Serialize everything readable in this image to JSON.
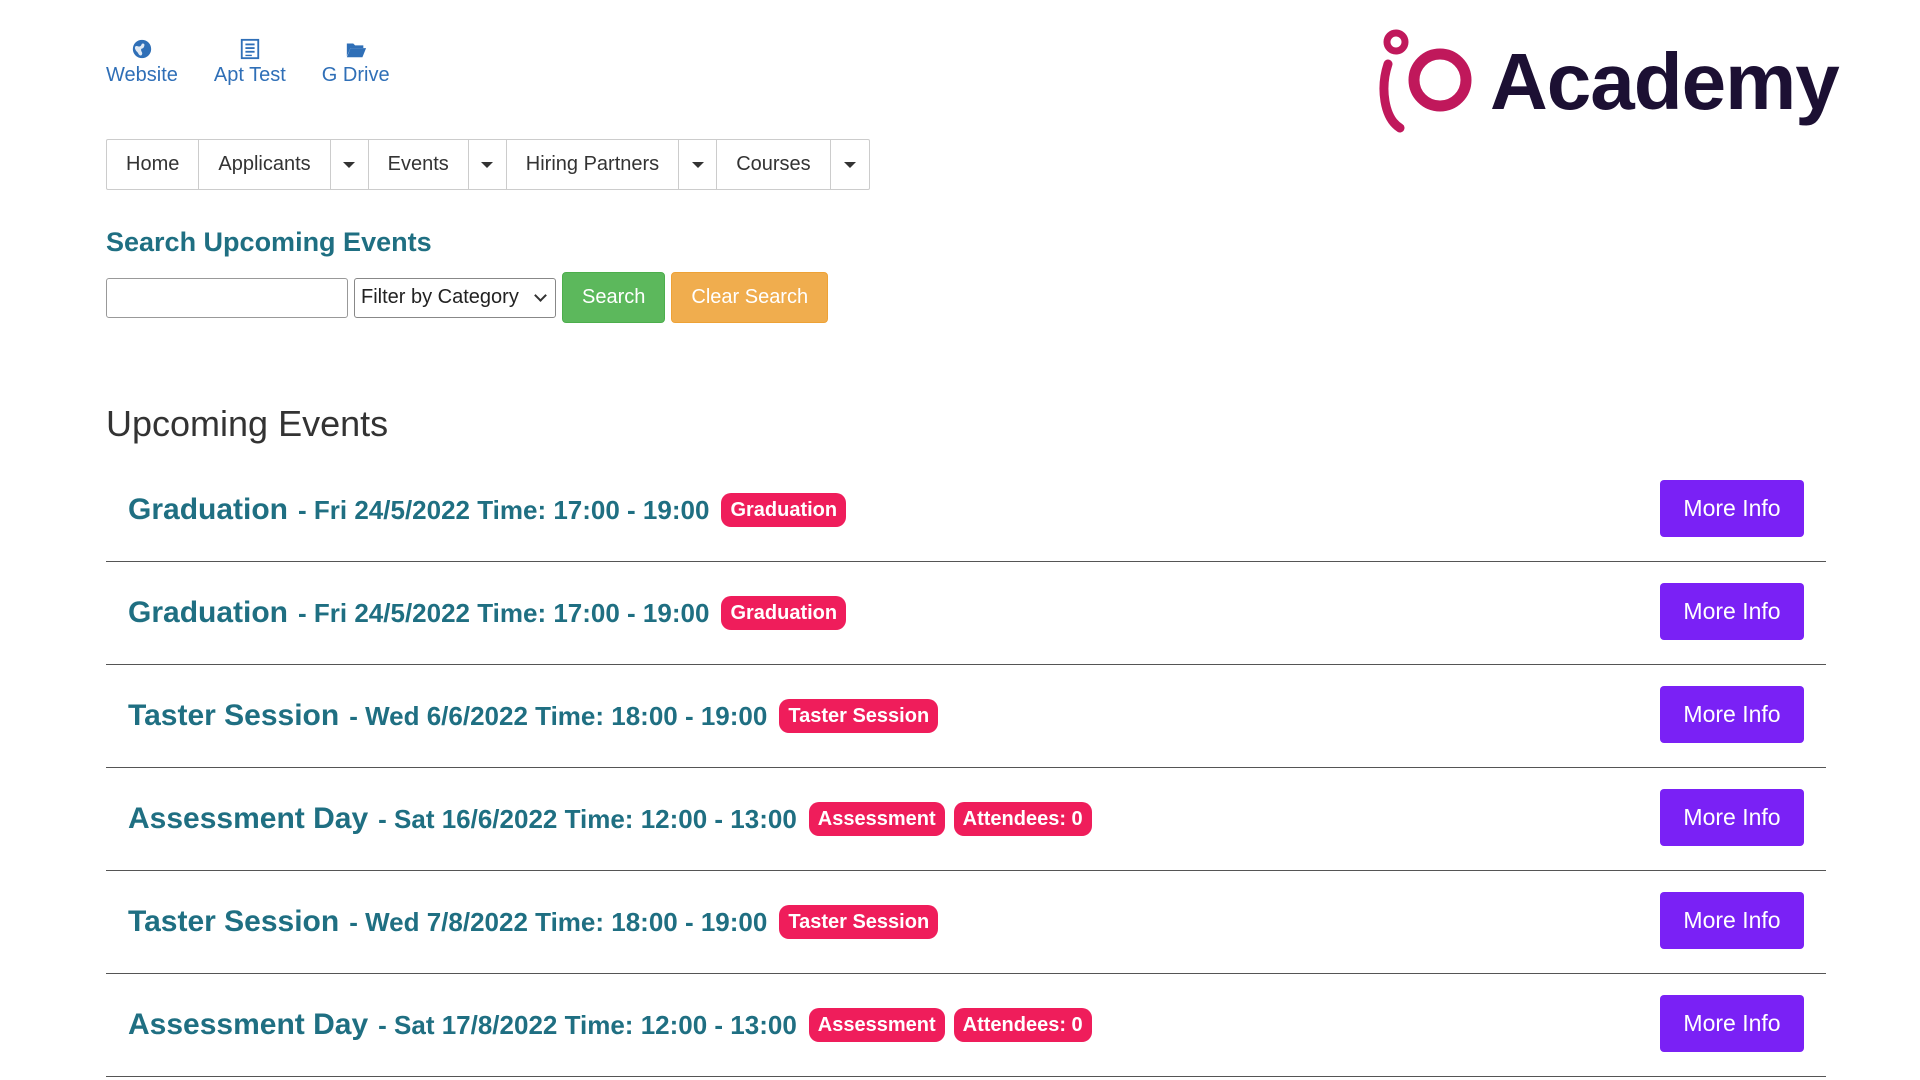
{
  "quick_links": [
    {
      "label": "Website",
      "icon": "globe-icon"
    },
    {
      "label": "Apt Test",
      "icon": "list-document-icon"
    },
    {
      "label": "G Drive",
      "icon": "folder-open-icon"
    }
  ],
  "logo": {
    "text": "Academy",
    "mark_text": "iO",
    "brand_color": "#c0185b",
    "text_color": "#1c1033"
  },
  "nav": [
    {
      "label": "Home",
      "dropdown": false
    },
    {
      "label": "Applicants",
      "dropdown": true
    },
    {
      "label": "Events",
      "dropdown": true
    },
    {
      "label": "Hiring Partners",
      "dropdown": true
    },
    {
      "label": "Courses",
      "dropdown": true
    }
  ],
  "search": {
    "title": "Search Upcoming Events",
    "input_value": "",
    "input_placeholder": "",
    "filter_selected": "Filter by Category",
    "search_label": "Search",
    "clear_label": "Clear Search"
  },
  "events": {
    "title": "Upcoming Events",
    "more_info_label": "More Info",
    "items": [
      {
        "name": "Graduation",
        "details": "- Fri 24/5/2022 Time: 17:00 - 19:00",
        "badges": [
          "Graduation"
        ]
      },
      {
        "name": "Graduation",
        "details": "- Fri 24/5/2022 Time: 17:00 - 19:00",
        "badges": [
          "Graduation"
        ]
      },
      {
        "name": "Taster Session",
        "details": "- Wed 6/6/2022 Time: 18:00 - 19:00",
        "badges": [
          "Taster Session"
        ]
      },
      {
        "name": "Assessment Day",
        "details": "- Sat 16/6/2022 Time: 12:00 - 13:00",
        "badges": [
          "Assessment",
          "Attendees: 0"
        ]
      },
      {
        "name": "Taster Session",
        "details": "- Wed 7/8/2022 Time: 18:00 - 19:00",
        "badges": [
          "Taster Session"
        ]
      },
      {
        "name": "Assessment Day",
        "details": "- Sat 17/8/2022 Time: 12:00 - 13:00",
        "badges": [
          "Assessment",
          "Attendees: 0"
        ]
      }
    ]
  },
  "colors": {
    "link": "#2f6fb7",
    "heading_teal": "#1f6f82",
    "badge": "#ef1d5b",
    "more_info": "#7a21f5",
    "search_btn": "#5cb85c",
    "clear_btn": "#f0ad4e"
  }
}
########
• [WHAT IS EXPECTED]: Above are records to transcribe exactly; leave their pictures out.

• [EXERCISE ANSWER]:
Serialize everything readable in this image to JSON.
{
  "quick_links": [
    {
      "label": "Website",
      "icon": "globe-icon"
    },
    {
      "label": "Apt Test",
      "icon": "list-document-icon"
    },
    {
      "label": "G Drive",
      "icon": "folder-open-icon"
    }
  ],
  "logo": {
    "text": "Academy",
    "mark_text": "iO",
    "brand_color": "#c0185b",
    "text_color": "#1c1033"
  },
  "nav": [
    {
      "label": "Home",
      "dropdown": false
    },
    {
      "label": "Applicants",
      "dropdown": true
    },
    {
      "label": "Events",
      "dropdown": true
    },
    {
      "label": "Hiring Partners",
      "dropdown": true
    },
    {
      "label": "Courses",
      "dropdown": true
    }
  ],
  "search": {
    "title": "Search Upcoming Events",
    "input_value": "",
    "input_placeholder": "",
    "filter_selected": "Filter by Category",
    "search_label": "Search",
    "clear_label": "Clear Search"
  },
  "events": {
    "title": "Upcoming Events",
    "more_info_label": "More Info",
    "items": [
      {
        "name": "Graduation",
        "details": "- Fri 24/5/2022 Time: 17:00 - 19:00",
        "badges": [
          "Graduation"
        ]
      },
      {
        "name": "Graduation",
        "details": "- Fri 24/5/2022 Time: 17:00 - 19:00",
        "badges": [
          "Graduation"
        ]
      },
      {
        "name": "Taster Session",
        "details": "- Wed 6/6/2022 Time: 18:00 - 19:00",
        "badges": [
          "Taster Session"
        ]
      },
      {
        "name": "Assessment Day",
        "details": "- Sat 16/6/2022 Time: 12:00 - 13:00",
        "badges": [
          "Assessment",
          "Attendees: 0"
        ]
      },
      {
        "name": "Taster Session",
        "details": "- Wed 7/8/2022 Time: 18:00 - 19:00",
        "badges": [
          "Taster Session"
        ]
      },
      {
        "name": "Assessment Day",
        "details": "- Sat 17/8/2022 Time: 12:00 - 13:00",
        "badges": [
          "Assessment",
          "Attendees: 0"
        ]
      }
    ]
  },
  "colors": {
    "link": "#2f6fb7",
    "heading_teal": "#1f6f82",
    "badge": "#ef1d5b",
    "more_info": "#7a21f5",
    "search_btn": "#5cb85c",
    "clear_btn": "#f0ad4e"
  }
}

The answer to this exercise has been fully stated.